Goal of the exercise: Write out exactly the lines from the one containing "Type out the text in this image." through the last line of the records below, both included, and leave out any pictures.

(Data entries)
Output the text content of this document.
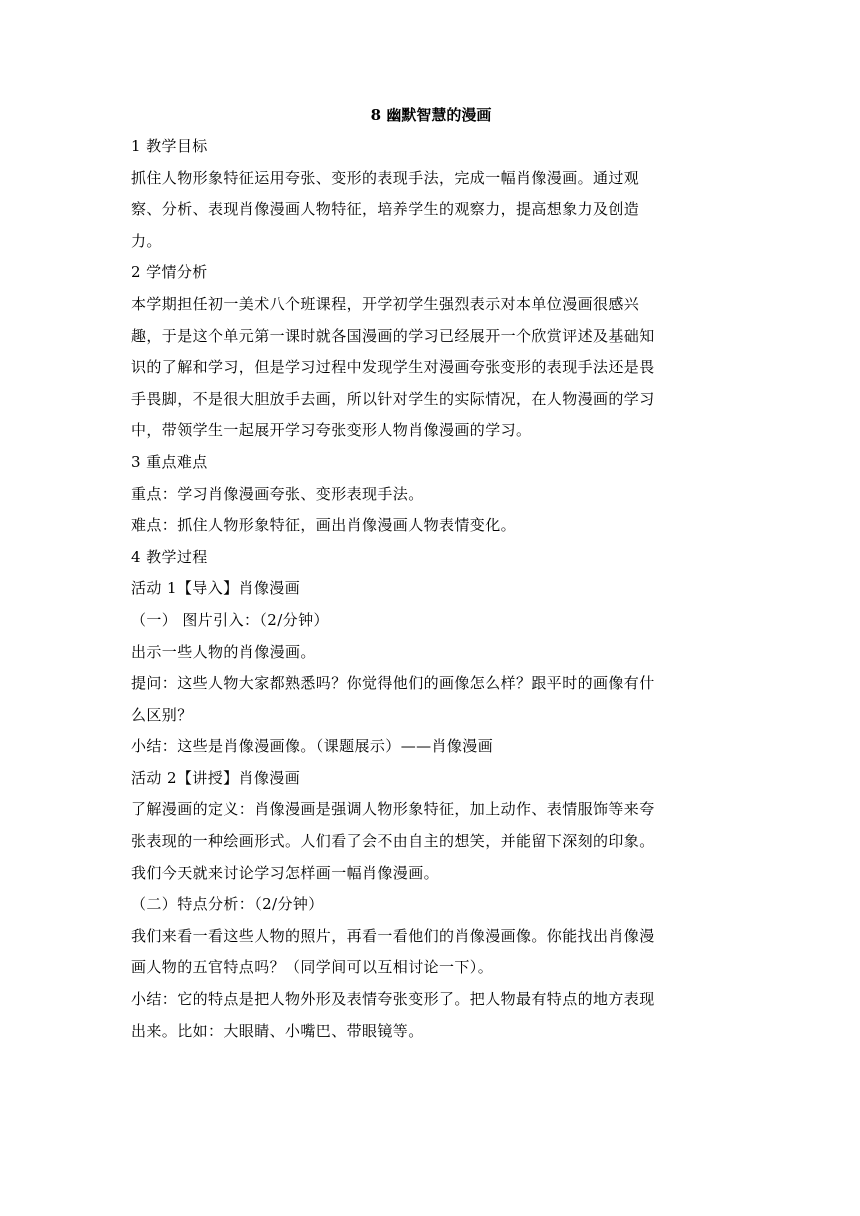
8 幽默智慧的漫画

1 教学目标

抓住人物形象特征运用夸张、变形的表现手法，完成一幅肖像漫画。通过观

察、分析、表现肖像漫画人物特征，培养学生的观察力，提高想象力及创造

力。

2 学情分析

本学期担任初一美术八个班课程，开学初学生强烈表示对本单位漫画很感兴

趣，于是这个单元第一课时就各国漫画的学习已经展开一个欣赏评述及基础知

识的了解和学习，但是学习过程中发现学生对漫画夸张变形的表现手法还是畏

手畏脚，不是很大胆放手去画，所以针对学生的实际情况，在人物漫画的学习

中，带领学生一起展开学习夸张变形人物肖像漫画的学习。

3 重点难点

重点：学习肖像漫画夸张、变形表现手法。

难点：抓住人物形象特征，画出肖像漫画人物表情变化。

4 教学过程

活动 1【导入】肖像漫画

（一） 图片引入：（2/分钟）

出示一些人物的肖像漫画。

提问：这些人物大家都熟悉吗？你觉得他们的画像怎么样？跟平时的画像有什

么区别？

小结：这些是肖像漫画像。（课题展示）——肖像漫画

活动 2【讲授】肖像漫画

了解漫画的定义：肖像漫画是强调人物形象特征，加上动作、表情服饰等来夸

张表现的一种绘画形式。人们看了会不由自主的想笑，并能留下深刻的印象。

我们今天就来讨论学习怎样画一幅肖像漫画。

（二）特点分析：（2/分钟）

我们来看一看这些人物的照片，再看一看他们的肖像漫画像。你能找出肖像漫

画人物的五官特点吗？（同学间可以互相讨论一下）。

小结：它的特点是把人物外形及表情夸张变形了。把人物最有特点的地方表现

出来。比如：大眼睛、小嘴巴、带眼镜等。
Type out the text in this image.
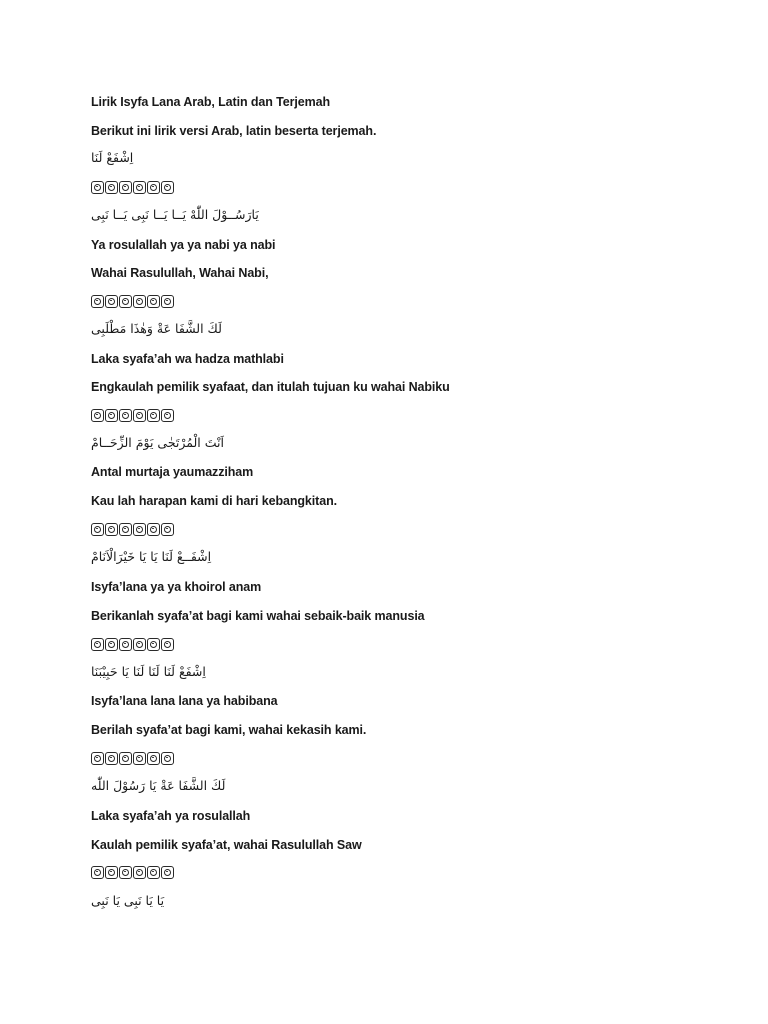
Lirik Isyfa Lana Arab, Latin dan Terjemah
Berikut ini lirik versi Arab, latin beserta terjemah.
اِشْفَعْ لَنَا
يَارَسُــوْلَ اللّٰهْ يَــا يَــا نَبِى يَــا نَبِى
Ya rosulallah ya ya nabi ya nabi
Wahai Rasulullah, Wahai Nabi,
لَكَ الشَّفَا عَةْ وَهٰذَا مَطْلَبِى
Laka syafa’ah wa hadza mathlabi
Engkaulah pemilik syafaat, dan itulah tujuan ku wahai Nabiku
اَنْتَ الْمُرْتَجٰى يَوْمَ الزِّحَــامْ
Antal murtaja yaumazziham
Kau lah harapan kami di hari kebangkitan.
اِشْفَــعْ لَنَا يَا يَا خَيْرَالْاَنَامْ
Isyfa’lana ya ya khoirol anam
Berikanlah syafa’at bagi kami wahai sebaik-baik manusia
اِشْفَعْ لَنَا لَنَا لَنَا يَا حَبِيْبَنَا
Isyfa’lana lana lana ya habibana
Berilah syafa’at bagi kami, wahai kekasih kami.
لَكَ الشَّفَا عَةْ يَا رَسُوْلَ اللّٰه
Laka syafa’ah ya rosulallah
Kaulah pemilik syafa’at, wahai Rasulullah Saw
يَا يَا نَبِى يَا نَبِى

Exercise answer:
Type out the text in this image.
Lirik Isyfa Lana Arab, Latin dan Terjemah
Berikut ini lirik versi Arab, latin beserta terjemah.
اِشْفَعْ لَنَا
يَارَسُــوْلَ اللّٰهْ يَــا يَــا نَبِى يَــا نَبِى
Ya rosulallah ya ya nabi ya nabi
Wahai Rasulullah, Wahai Nabi,
لَكَ الشَّفَا عَةْ وَهٰذَا مَطْلَبِى
Laka syafa’ah wa hadza mathlabi
Engkaulah pemilik syafaat, dan itulah tujuan ku wahai Nabiku
اَنْتَ الْمُرْتَجٰى يَوْمَ الزِّحَــامْ
Antal murtaja yaumazziham
Kau lah harapan kami di hari kebangkitan.
اِشْفَــعْ لَنَا يَا يَا خَيْرَالْاَنَامْ
Isyfa’lana ya ya khoirol anam
Berikanlah syafa’at bagi kami wahai sebaik-baik manusia
اِشْفَعْ لَنَا لَنَا لَنَا يَا حَبِيْبَنَا
Isyfa’lana lana lana ya habibana
Berilah syafa’at bagi kami, wahai kekasih kami.
لَكَ الشَّفَا عَةْ يَا رَسُوْلَ اللّٰه
Laka syafa’ah ya rosulallah
Kaulah pemilik syafa’at, wahai Rasulullah Saw
يَا يَا نَبِى يَا نَبِى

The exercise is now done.